Records that describe figures
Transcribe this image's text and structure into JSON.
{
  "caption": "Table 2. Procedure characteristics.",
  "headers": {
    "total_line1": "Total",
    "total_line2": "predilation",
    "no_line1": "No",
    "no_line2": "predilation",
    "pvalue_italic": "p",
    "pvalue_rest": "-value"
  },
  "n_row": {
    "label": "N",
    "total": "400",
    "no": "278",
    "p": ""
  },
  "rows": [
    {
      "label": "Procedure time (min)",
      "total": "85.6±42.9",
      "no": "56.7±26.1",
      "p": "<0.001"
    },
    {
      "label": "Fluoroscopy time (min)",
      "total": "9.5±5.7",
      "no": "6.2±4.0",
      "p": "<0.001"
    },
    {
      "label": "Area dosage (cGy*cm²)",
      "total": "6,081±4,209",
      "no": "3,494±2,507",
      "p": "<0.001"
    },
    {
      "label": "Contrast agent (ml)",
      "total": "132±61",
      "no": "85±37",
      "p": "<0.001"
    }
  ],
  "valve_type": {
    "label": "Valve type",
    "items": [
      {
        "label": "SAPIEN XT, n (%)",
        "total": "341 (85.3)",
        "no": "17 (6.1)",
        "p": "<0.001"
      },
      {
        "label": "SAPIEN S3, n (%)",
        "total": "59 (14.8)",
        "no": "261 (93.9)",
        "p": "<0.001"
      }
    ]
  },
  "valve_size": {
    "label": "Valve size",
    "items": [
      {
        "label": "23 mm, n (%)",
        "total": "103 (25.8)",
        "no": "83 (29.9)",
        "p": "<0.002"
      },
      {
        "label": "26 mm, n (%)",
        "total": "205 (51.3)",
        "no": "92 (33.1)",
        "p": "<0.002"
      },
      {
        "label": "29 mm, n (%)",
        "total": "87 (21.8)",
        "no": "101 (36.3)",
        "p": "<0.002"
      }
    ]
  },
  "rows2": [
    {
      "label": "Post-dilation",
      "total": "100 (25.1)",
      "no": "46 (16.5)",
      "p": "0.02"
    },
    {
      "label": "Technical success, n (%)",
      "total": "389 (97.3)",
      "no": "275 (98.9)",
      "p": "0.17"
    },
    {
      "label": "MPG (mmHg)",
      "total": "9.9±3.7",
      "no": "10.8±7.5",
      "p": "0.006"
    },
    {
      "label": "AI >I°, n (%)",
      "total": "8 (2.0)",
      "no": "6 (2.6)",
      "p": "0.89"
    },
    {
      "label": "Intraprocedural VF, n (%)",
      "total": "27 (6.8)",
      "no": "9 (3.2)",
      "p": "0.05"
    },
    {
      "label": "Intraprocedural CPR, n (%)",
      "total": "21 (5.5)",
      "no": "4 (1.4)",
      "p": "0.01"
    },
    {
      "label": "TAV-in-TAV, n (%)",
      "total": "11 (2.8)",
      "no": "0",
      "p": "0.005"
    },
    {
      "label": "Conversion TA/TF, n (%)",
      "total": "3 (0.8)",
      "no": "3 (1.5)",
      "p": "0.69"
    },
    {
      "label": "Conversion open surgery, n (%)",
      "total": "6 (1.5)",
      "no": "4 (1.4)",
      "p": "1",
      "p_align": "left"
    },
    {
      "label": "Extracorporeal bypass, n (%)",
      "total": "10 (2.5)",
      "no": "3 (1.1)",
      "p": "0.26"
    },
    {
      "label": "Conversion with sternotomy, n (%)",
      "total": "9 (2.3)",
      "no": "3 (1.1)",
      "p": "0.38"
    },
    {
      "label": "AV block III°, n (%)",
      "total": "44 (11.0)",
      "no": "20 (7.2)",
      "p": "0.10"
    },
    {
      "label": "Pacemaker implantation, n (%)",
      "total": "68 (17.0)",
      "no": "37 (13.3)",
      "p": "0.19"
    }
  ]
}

**Exercise aim:** Pull out each record as written and restate it exactly.

**Result below:**
Transcribe this image's text and structure into JSON.
{
  "caption": "Table 2. Procedure characteristics.",
  "headers": {
    "total_line1": "Total",
    "total_line2": "predilation",
    "no_line1": "No",
    "no_line2": "predilation",
    "pvalue_italic": "p",
    "pvalue_rest": "-value"
  },
  "n_row": {
    "label": "N",
    "total": "400",
    "no": "278",
    "p": ""
  },
  "rows": [
    {
      "label": "Procedure time (min)",
      "total": "85.6±42.9",
      "no": "56.7±26.1",
      "p": "<0.001"
    },
    {
      "label": "Fluoroscopy time (min)",
      "total": "9.5±5.7",
      "no": "6.2±4.0",
      "p": "<0.001"
    },
    {
      "label": "Area dosage (cGy*cm²)",
      "total": "6,081±4,209",
      "no": "3,494±2,507",
      "p": "<0.001"
    },
    {
      "label": "Contrast agent (ml)",
      "total": "132±61",
      "no": "85±37",
      "p": "<0.001"
    }
  ],
  "valve_type": {
    "label": "Valve type",
    "items": [
      {
        "label": "SAPIEN XT, n (%)",
        "total": "341 (85.3)",
        "no": "17 (6.1)",
        "p": "<0.001"
      },
      {
        "label": "SAPIEN S3, n (%)",
        "total": "59 (14.8)",
        "no": "261 (93.9)",
        "p": "<0.001"
      }
    ]
  },
  "valve_size": {
    "label": "Valve size",
    "items": [
      {
        "label": "23 mm, n (%)",
        "total": "103 (25.8)",
        "no": "83 (29.9)",
        "p": "<0.002"
      },
      {
        "label": "26 mm, n (%)",
        "total": "205 (51.3)",
        "no": "92 (33.1)",
        "p": "<0.002"
      },
      {
        "label": "29 mm, n (%)",
        "total": "87 (21.8)",
        "no": "101 (36.3)",
        "p": "<0.002"
      }
    ]
  },
  "rows2": [
    {
      "label": "Post-dilation",
      "total": "100 (25.1)",
      "no": "46 (16.5)",
      "p": "0.02"
    },
    {
      "label": "Technical success, n (%)",
      "total": "389 (97.3)",
      "no": "275 (98.9)",
      "p": "0.17"
    },
    {
      "label": "MPG (mmHg)",
      "total": "9.9±3.7",
      "no": "10.8±7.5",
      "p": "0.006"
    },
    {
      "label": "AI >I°, n (%)",
      "total": "8 (2.0)",
      "no": "6 (2.6)",
      "p": "0.89"
    },
    {
      "label": "Intraprocedural VF, n (%)",
      "total": "27 (6.8)",
      "no": "9 (3.2)",
      "p": "0.05"
    },
    {
      "label": "Intraprocedural CPR, n (%)",
      "total": "21 (5.5)",
      "no": "4 (1.4)",
      "p": "0.01"
    },
    {
      "label": "TAV-in-TAV, n (%)",
      "total": "11 (2.8)",
      "no": "0",
      "p": "0.005"
    },
    {
      "label": "Conversion TA/TF, n (%)",
      "total": "3 (0.8)",
      "no": "3 (1.5)",
      "p": "0.69"
    },
    {
      "label": "Conversion open surgery, n (%)",
      "total": "6 (1.5)",
      "no": "4 (1.4)",
      "p": "1",
      "p_align": "left"
    },
    {
      "label": "Extracorporeal bypass, n (%)",
      "total": "10 (2.5)",
      "no": "3 (1.1)",
      "p": "0.26"
    },
    {
      "label": "Conversion with sternotomy, n (%)",
      "total": "9 (2.3)",
      "no": "3 (1.1)",
      "p": "0.38"
    },
    {
      "label": "AV block III°, n (%)",
      "total": "44 (11.0)",
      "no": "20 (7.2)",
      "p": "0.10"
    },
    {
      "label": "Pacemaker implantation, n (%)",
      "total": "68 (17.0)",
      "no": "37 (13.3)",
      "p": "0.19"
    }
  ]
}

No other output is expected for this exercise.